- Exercise instructions: Every record should be copied exactly, except that pictures are to be omitted.

- Recorded data:

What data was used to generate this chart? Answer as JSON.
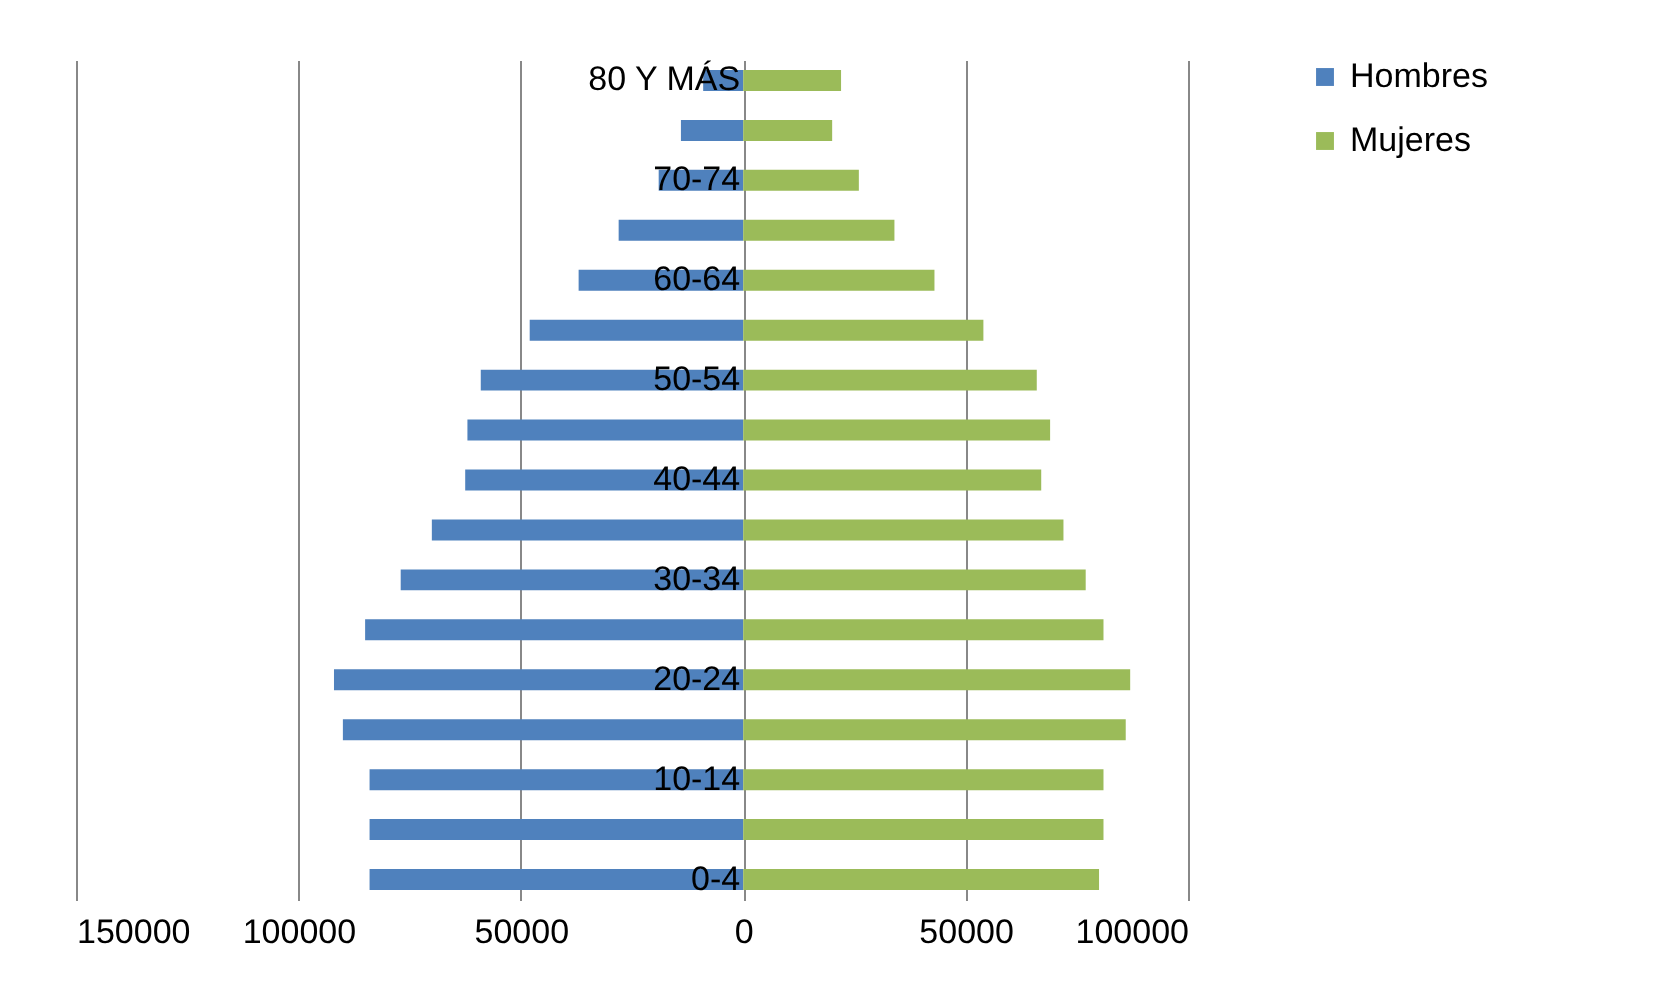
{
  "chart_data": {
    "type": "bar",
    "orientation": "horizontal",
    "stacked": true,
    "categories": [
      "80 Y MÁS",
      null,
      "70-74",
      null,
      "60-64",
      null,
      "50-54",
      null,
      "40-44",
      null,
      "30-34",
      null,
      "20-24",
      null,
      "10-14",
      null,
      "0-4"
    ],
    "series": [
      {
        "name": "Hombres",
        "color": "#4f81bd",
        "values": [
          -9000,
          -14000,
          -19000,
          -28000,
          -37000,
          -48000,
          -59000,
          -62000,
          -62500,
          -70000,
          -77000,
          -85000,
          -92000,
          -90000,
          -84000,
          -84000,
          -84000
        ]
      },
      {
        "name": "Mujeres",
        "color": "#9bbb59",
        "values": [
          22000,
          20000,
          26000,
          34000,
          43000,
          54000,
          66000,
          69000,
          67000,
          72000,
          77000,
          81000,
          87000,
          86000,
          81000,
          81000,
          80000
        ]
      }
    ],
    "xlim": [
      -150000,
      100000
    ],
    "xticks": [
      {
        "value": -150000,
        "label": "150000"
      },
      {
        "value": -100000,
        "label": "100000"
      },
      {
        "value": -50000,
        "label": "50000"
      },
      0,
      50000,
      100000
    ],
    "grid": "x",
    "legend": "right"
  }
}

- Reply:
What data was used to generate this chart? Answer as JSON.
{
  "chart_data": {
    "type": "bar",
    "orientation": "horizontal",
    "stacked": true,
    "categories": [
      "80 Y MÁS",
      null,
      "70-74",
      null,
      "60-64",
      null,
      "50-54",
      null,
      "40-44",
      null,
      "30-34",
      null,
      "20-24",
      null,
      "10-14",
      null,
      "0-4"
    ],
    "series": [
      {
        "name": "Hombres",
        "color": "#4f81bd",
        "values": [
          -9000,
          -14000,
          -19000,
          -28000,
          -37000,
          -48000,
          -59000,
          -62000,
          -62500,
          -70000,
          -77000,
          -85000,
          -92000,
          -90000,
          -84000,
          -84000,
          -84000
        ]
      },
      {
        "name": "Mujeres",
        "color": "#9bbb59",
        "values": [
          22000,
          20000,
          26000,
          34000,
          43000,
          54000,
          66000,
          69000,
          67000,
          72000,
          77000,
          81000,
          87000,
          86000,
          81000,
          81000,
          80000
        ]
      }
    ],
    "xlim": [
      -150000,
      100000
    ],
    "xticks": [
      {
        "value": -150000,
        "label": "150000"
      },
      {
        "value": -100000,
        "label": "100000"
      },
      {
        "value": -50000,
        "label": "50000"
      },
      0,
      50000,
      100000
    ],
    "grid": "x",
    "legend": "right"
  }
}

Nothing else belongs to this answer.